WORK TO DO:
Take all the material and copy it exactly.

[Dataset items]
####

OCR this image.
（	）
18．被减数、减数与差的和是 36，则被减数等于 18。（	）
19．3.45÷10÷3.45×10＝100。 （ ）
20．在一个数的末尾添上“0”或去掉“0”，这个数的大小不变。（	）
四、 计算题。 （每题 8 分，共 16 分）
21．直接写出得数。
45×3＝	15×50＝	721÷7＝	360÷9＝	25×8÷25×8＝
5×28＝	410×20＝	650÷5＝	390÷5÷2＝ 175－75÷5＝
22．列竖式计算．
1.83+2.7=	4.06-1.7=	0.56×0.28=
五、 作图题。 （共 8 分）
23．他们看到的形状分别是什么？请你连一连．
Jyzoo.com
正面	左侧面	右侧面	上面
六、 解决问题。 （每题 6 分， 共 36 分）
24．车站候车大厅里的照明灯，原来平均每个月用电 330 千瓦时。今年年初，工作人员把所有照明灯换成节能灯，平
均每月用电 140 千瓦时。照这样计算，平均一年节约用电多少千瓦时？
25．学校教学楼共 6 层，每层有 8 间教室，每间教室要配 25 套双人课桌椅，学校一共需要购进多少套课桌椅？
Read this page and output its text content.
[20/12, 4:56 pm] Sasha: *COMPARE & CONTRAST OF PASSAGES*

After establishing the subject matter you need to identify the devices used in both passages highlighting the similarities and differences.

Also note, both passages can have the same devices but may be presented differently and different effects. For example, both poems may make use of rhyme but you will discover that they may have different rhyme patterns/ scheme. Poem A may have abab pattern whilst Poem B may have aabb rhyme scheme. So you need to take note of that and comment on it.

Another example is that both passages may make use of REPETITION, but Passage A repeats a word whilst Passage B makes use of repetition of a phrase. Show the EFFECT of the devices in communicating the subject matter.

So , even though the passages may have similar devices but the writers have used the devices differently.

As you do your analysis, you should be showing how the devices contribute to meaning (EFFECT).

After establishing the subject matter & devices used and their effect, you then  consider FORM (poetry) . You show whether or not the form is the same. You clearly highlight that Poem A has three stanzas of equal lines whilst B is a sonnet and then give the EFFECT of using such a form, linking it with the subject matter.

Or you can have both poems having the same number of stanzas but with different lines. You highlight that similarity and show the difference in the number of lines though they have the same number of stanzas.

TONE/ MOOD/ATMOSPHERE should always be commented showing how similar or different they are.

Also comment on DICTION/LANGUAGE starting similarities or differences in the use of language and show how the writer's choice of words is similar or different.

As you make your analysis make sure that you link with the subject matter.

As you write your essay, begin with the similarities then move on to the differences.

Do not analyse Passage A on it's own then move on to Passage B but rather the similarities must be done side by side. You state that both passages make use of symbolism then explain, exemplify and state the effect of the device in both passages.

####

OUTPUT OF THE TASK:
OCR this image.
（	）
18．被减数、减数与差的和是 36，则被减数等于 18。（	）
19．3.45÷10÷3.45×10＝100。 （ ）
20．在一个数的末尾添上“0”或去掉“0”，这个数的大小不变。（	）
四、 计算题。 （每题 8 分，共 16 分）
21．直接写出得数。
45×3＝	15×50＝	721÷7＝	360÷9＝	25×8÷25×8＝
5×28＝	410×20＝	650÷5＝	390÷5÷2＝ 175－75÷5＝
22．列竖式计算．
1.83+2.7=	4.06-1.7=	0.56×0.28=
五、 作图题。 （共 8 分）
23．他们看到的形状分别是什么？请你连一连．
Jyzoo.com
正面	左侧面	右侧面	上面
六、 解决问题。 （每题 6 分， 共 36 分）
24．车站候车大厅里的照明灯，原来平均每个月用电 330 千瓦时。今年年初，工作人员把所有照明灯换成节能灯，平
均每月用电 140 千瓦时。照这样计算，平均一年节约用电多少千瓦时？
25．学校教学楼共 6 层，每层有 8 间教室，每间教室要配 25 套双人课桌椅，学校一共需要购进多少套课桌椅？
Read this page and output its text content.
[20/12, 4:56 pm] Sasha: *COMPARE & CONTRAST OF PASSAGES*

After establishing the subject matter you need to identify the devices used in both passages highlighting the similarities and differences.

Also note, both passages can have the same devices but may be presented differently and different effects. For example, both poems may make use of rhyme but you will discover that they may have different rhyme patterns/ scheme. Poem A may have abab pattern whilst Poem B may have aabb rhyme scheme. So you need to take note of that and comment on it.

Another example is that both passages may make use of REPETITION, but Passage A repeats a word whilst Passage B makes use of repetition of a phrase. Show the EFFECT of the devices in communicating the subject matter.

So , even though the passages may have similar devices but the writers have used the devices differently.

As you do your analysis, you should be showing how the devices contribute to meaning (EFFECT).

After establishing the subject matter & devices used and their effect, you then  consider FORM (poetry) . You show whether or not the form is the same. You clearly highlight that Poem A has three stanzas of equal lines whilst B is a sonnet and then give the EFFECT of using such a form, linking it with the subject matter.

Or you can have both poems having the same number of stanzas but with different lines. You highlight that similarity and show the difference in the number of lines though they have the same number of stanzas.

TONE/ MOOD/ATMOSPHERE should always be commented showing how similar or different they are.

Also comment on DICTION/LANGUAGE starting similarities or differences in the use of language and show how the writer's choice of words is similar or different.

As you make your analysis make sure that you link with the subject matter.

As you write your essay, begin with the similarities then move on to the differences.

Do not analyse Passage A on it's own then move on to Passage B but rather the similarities must be done side by side. You state that both passages make use of symbolism then explain, exemplify and state the effect of the device in both passages.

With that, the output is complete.